(Data excerpts)
>> START

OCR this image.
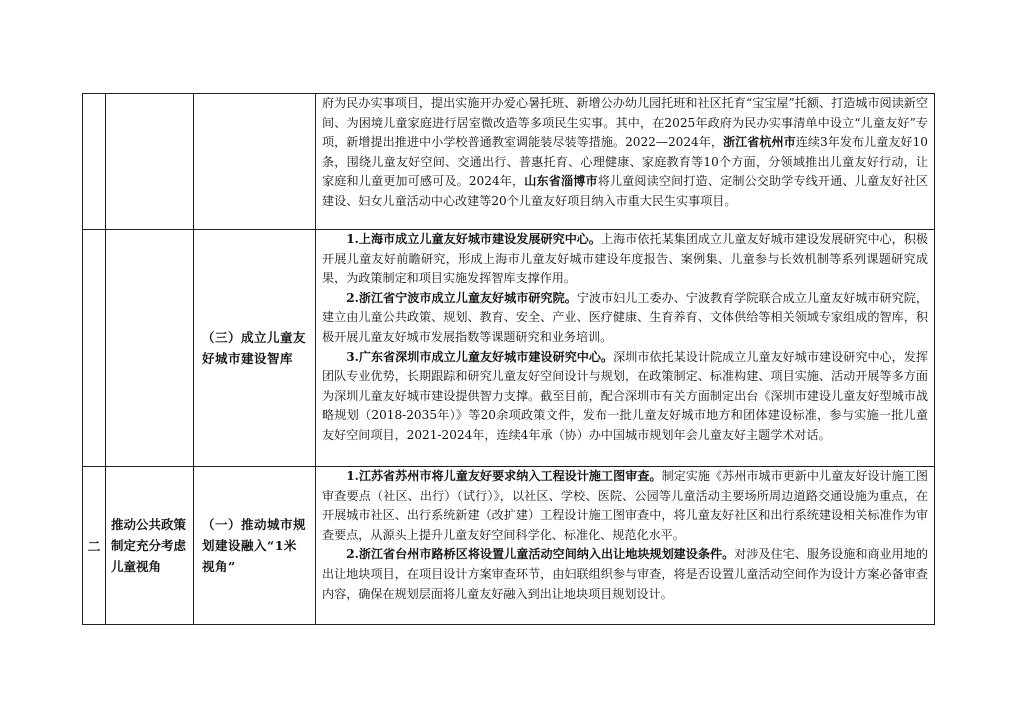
			府为民办实事项目，提出实施开办爱心暑托班、新增公办幼儿园托班和社区托育“宝宝屋”托额、打造城市阅读新空间、为困境儿童家庭进行居室微改造等多项民生实事。其中，在2025年政府为民办实事清单中设立“儿童友好”专项，新增提出推进中小学校普通教室调能装尽装等措施。2022—2024年，浙江省杭州市连续3年发布儿童友好10条，围绕儿童友好空间、交通出行、普惠托育、心理健康、家庭教育等10个方面，分领域推出儿童友好行动，让家庭和儿童更加可感可及。2024年，山东省淄博市将儿童阅读空间打造、定制公交助学专线开通、儿童友好社区建设、妇女儿童活动中心改建等20个儿童友好项目纳入市重大民生实事项目。

		（三）成立儿童友好城市建设智库	1.上海市成立儿童友好城市建设发展研究中心。上海市依托某集团成立儿童友好城市建设发展研究中心，积极开展儿童友好前瞻研究，形成上海市儿童友好城市建设年度报告、案例集、儿童参与长效机制等系列课题研究成果，为政策制定和项目实施发挥智库支撑作用。

2.浙江省宁波市成立儿童友好城市研究院。宁波市妇儿工委办、宁波教育学院联合成立儿童友好城市研究院，建立由儿童公共政策、规划、教育、安全、产业、医疗健康、生育养育、文体供给等相关领域专家组成的智库，积极开展儿童友好城市发展指数等课题研究和业务培训。

3.广东省深圳市成立儿童友好城市建设研究中心。深圳市依托某设计院成立儿童友好城市建设研究中心，发挥团队专业优势，长期跟踪和研究儿童友好空间设计与规划，在政策制定、标准构建、项目实施、活动开展等多方面为深圳儿童友好城市建设提供智力支撑。截至目前，配合深圳市有关方面制定出台《深圳市建设儿童友好型城市战略规划（2018-2035年）》等20余项政策文件，发布一批儿童友好城市地方和团体建设标准，参与实施一批儿童友好空间项目，2021-2024年，连续4年承（协）办中国城市规划年会儿童友好主题学术对话。

二	推动公共政策制定充分考虑儿童视角	（一）推动城市规划建设融入“1米视角”	1.江苏省苏州市将儿童友好要求纳入工程设计施工图审查。制定实施《苏州市城市更新中儿童友好设计施工图审查要点（社区、出行）（试行）》，以社区、学校、医院、公园等儿童活动主要场所周边道路交通设施为重点，在开展城市社区、出行系统新建（改扩建）工程设计施工图审查中，将儿童友好社区和出行系统建设相关标准作为审查要点，从源头上提升儿童友好空间科学化、标准化、规范化水平。

2.浙江省台州市路桥区将设置儿童活动空间纳入出让地块规划建设条件。对涉及住宅、服务设施和商业用地的出让地块项目，在项目设计方案审查环节，由妇联组织参与审查，将是否设置儿童活动空间作为设计方案必备审查内容，确保在规划层面将儿童友好融入到出让地块项目规划设计。
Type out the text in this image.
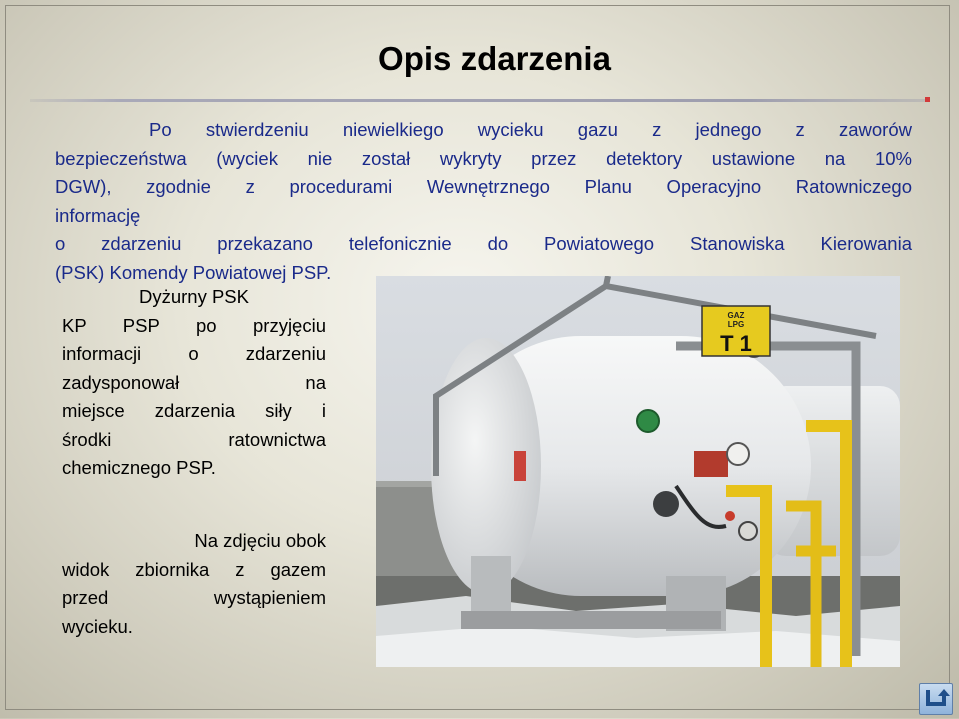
Opis zdarzenia

Po stwierdzeniu niewielkiego wycieku gazu z jednego z zaworów
bezpieczeństwa (wyciek nie został wykryty przez detektory ustawione na 10%
DGW), zgodnie z procedurami Wewnętrznego Planu Operacyjno Ratowniczego
informację
o zdarzeniu przekazano telefonicznie do Powiatowego Stanowiska Kierowania
(PSK) Komendy Powiatowej PSP.

Dyżurny PSK
KP PSP po przyjęciu
informacji o zdarzeniu
zadysponował na
miejsce zdarzenia siły i
środki ratownictwa
chemicznego PSP.

Na zdjęciu obok
widok zbiornika z gazem
przed wystąpieniem
wycieku.

GAZ
LPG
T 1
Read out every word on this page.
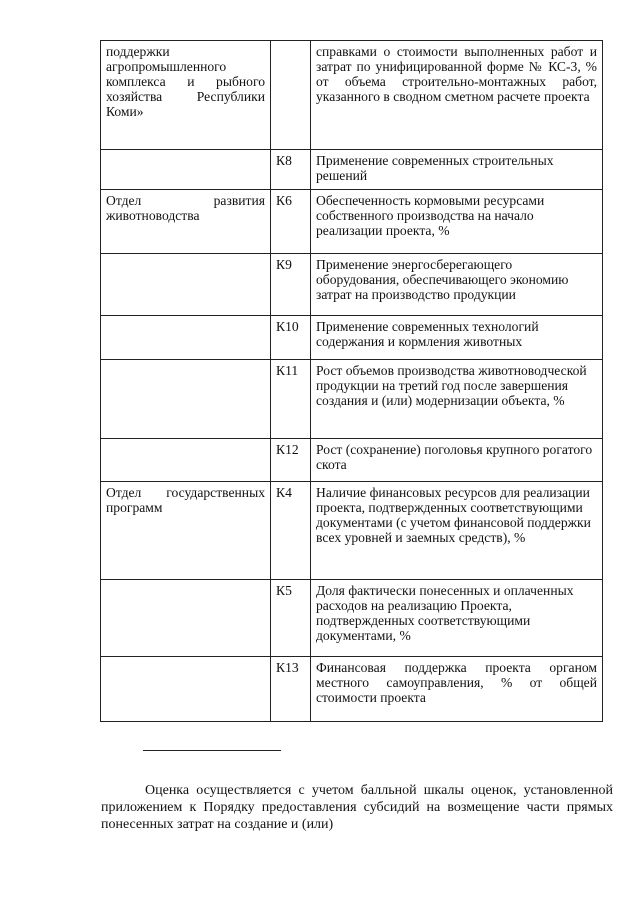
поддержки агропромышленного комплекса и рыбного хозяйства Республики Коми»		справками о стоимости выполненных работ и затрат по унифицированной форме № КС-3, % от объема строительно-монтажных работ, указанного в сводном сметном расчете проекта

	К8	Применение современных строительных решений

Отдел развития животноводства	К6	Обеспеченность кормовыми ресурсами собственного производства на начало реализации проекта, %

	К9	Применение энергосберегающего оборудования, обеспечивающего экономию затрат на производство продукции

	К10	Применение современных технологий содержания и кормления животных

	К11	Рост объемов производства животноводческой продукции на третий год после завершения создания и (или) модернизации объекта, %

	К12	Рост (сохранение) поголовья крупного рогатого скота

Отдел государственных программ	К4	Наличие финансовых ресурсов для реализации проекта, подтвержденных соответствующими документами (с учетом финансовой поддержки всех уровней и заемных средств), %

	К5	Доля фактически понесенных и оплаченных расходов на реализацию Проекта, подтвержденных соответствующими документами, %

	К13	Финансовая поддержка проекта органом местного самоуправления, % от общей стоимости проекта

Оценка осуществляется с учетом балльной шкалы оценок, установленной приложением к Порядку предоставления субсидий на возмещение части прямых понесенных затрат на создание и (или)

>> END

Each record above must be returned exactly as written, with its pictures omitted.

◆ Complete response:
OCR this image.
			府为民办实事项目，提出实施开办爱心暑托班、新增公办幼儿园托班和社区托育“宝宝屋”托额、打造城市阅读新空间、为困境儿童家庭进行居室微改造等多项民生实事。其中，在2025年政府为民办实事清单中设立“儿童友好”专项，新增提出推进中小学校普通教室调能装尽装等措施。2022—2024年，浙江省杭州市连续3年发布儿童友好10条，围绕儿童友好空间、交通出行、普惠托育、心理健康、家庭教育等10个方面，分领域推出儿童友好行动，让家庭和儿童更加可感可及。2024年，山东省淄博市将儿童阅读空间打造、定制公交助学专线开通、儿童友好社区建设、妇女儿童活动中心改建等20个儿童友好项目纳入市重大民生实事项目。

		（三）成立儿童友好城市建设智库	1.上海市成立儿童友好城市建设发展研究中心。上海市依托某集团成立儿童友好城市建设发展研究中心，积极开展儿童友好前瞻研究，形成上海市儿童友好城市建设年度报告、案例集、儿童参与长效机制等系列课题研究成果，为政策制定和项目实施发挥智库支撑作用。

2.浙江省宁波市成立儿童友好城市研究院。宁波市妇儿工委办、宁波教育学院联合成立儿童友好城市研究院，建立由儿童公共政策、规划、教育、安全、产业、医疗健康、生育养育、文体供给等相关领域专家组成的智库，积极开展儿童友好城市发展指数等课题研究和业务培训。

3.广东省深圳市成立儿童友好城市建设研究中心。深圳市依托某设计院成立儿童友好城市建设研究中心，发挥团队专业优势，长期跟踪和研究儿童友好空间设计与规划，在政策制定、标准构建、项目实施、活动开展等多方面为深圳儿童友好城市建设提供智力支撑。截至目前，配合深圳市有关方面制定出台《深圳市建设儿童友好型城市战略规划（2018-2035年）》等20余项政策文件，发布一批儿童友好城市地方和团体建设标准，参与实施一批儿童友好空间项目，2021-2024年，连续4年承（协）办中国城市规划年会儿童友好主题学术对话。

二	推动公共政策制定充分考虑儿童视角	（一）推动城市规划建设融入“1米视角”	1.江苏省苏州市将儿童友好要求纳入工程设计施工图审查。制定实施《苏州市城市更新中儿童友好设计施工图审查要点（社区、出行）（试行）》，以社区、学校、医院、公园等儿童活动主要场所周边道路交通设施为重点，在开展城市社区、出行系统新建（改扩建）工程设计施工图审查中，将儿童友好社区和出行系统建设相关标准作为审查要点，从源头上提升儿童友好空间科学化、标准化、规范化水平。

2.浙江省台州市路桥区将设置儿童活动空间纳入出让地块规划建设条件。对涉及住宅、服务设施和商业用地的出让地块项目，在项目设计方案审查环节，由妇联组织参与审查，将是否设置儿童活动空间作为设计方案必备审查内容，确保在规划层面将儿童友好融入到出让地块项目规划设计。
Type out the text in this image.
Opis zdarzenia

Po stwierdzeniu niewielkiego wycieku gazu z jednego z zaworów
bezpieczeństwa (wyciek nie został wykryty przez detektory ustawione na 10%
DGW), zgodnie z procedurami Wewnętrznego Planu Operacyjno Ratowniczego
informację
o zdarzeniu przekazano telefonicznie do Powiatowego Stanowiska Kierowania
(PSK) Komendy Powiatowej PSP.

Dyżurny PSK
KP PSP po przyjęciu
informacji o zdarzeniu
zadysponował na
miejsce zdarzenia siły i
środki ratownictwa
chemicznego PSP.

Na zdjęciu obok
widok zbiornika z gazem
przed wystąpieniem
wycieku.

GAZ
LPG
T 1
Read out every word on this page.
поддержки агропромышленного комплекса и рыбного хозяйства Республики Коми»		справками о стоимости выполненных работ и затрат по унифицированной форме № КС-3, % от объема строительно-монтажных работ, указанного в сводном сметном расчете проекта

	К8	Применение современных строительных решений

Отдел развития животноводства	К6	Обеспеченность кормовыми ресурсами собственного производства на начало реализации проекта, %

	К9	Применение энергосберегающего оборудования, обеспечивающего экономию затрат на производство продукции

	К10	Применение современных технологий содержания и кормления животных

	К11	Рост объемов производства животноводческой продукции на третий год после завершения создания и (или) модернизации объекта, %

	К12	Рост (сохранение) поголовья крупного рогатого скота

Отдел государственных программ	К4	Наличие финансовых ресурсов для реализации проекта, подтвержденных соответствующими документами (с учетом финансовой поддержки всех уровней и заемных средств), %

	К5	Доля фактически понесенных и оплаченных расходов на реализацию Проекта, подтвержденных соответствующими документами, %

	К13	Финансовая поддержка проекта органом местного самоуправления, % от общей стоимости проекта

Оценка осуществляется с учетом балльной шкалы оценок, установленной приложением к Порядку предоставления субсидий на возмещение части прямых понесенных затрат на создание и (или)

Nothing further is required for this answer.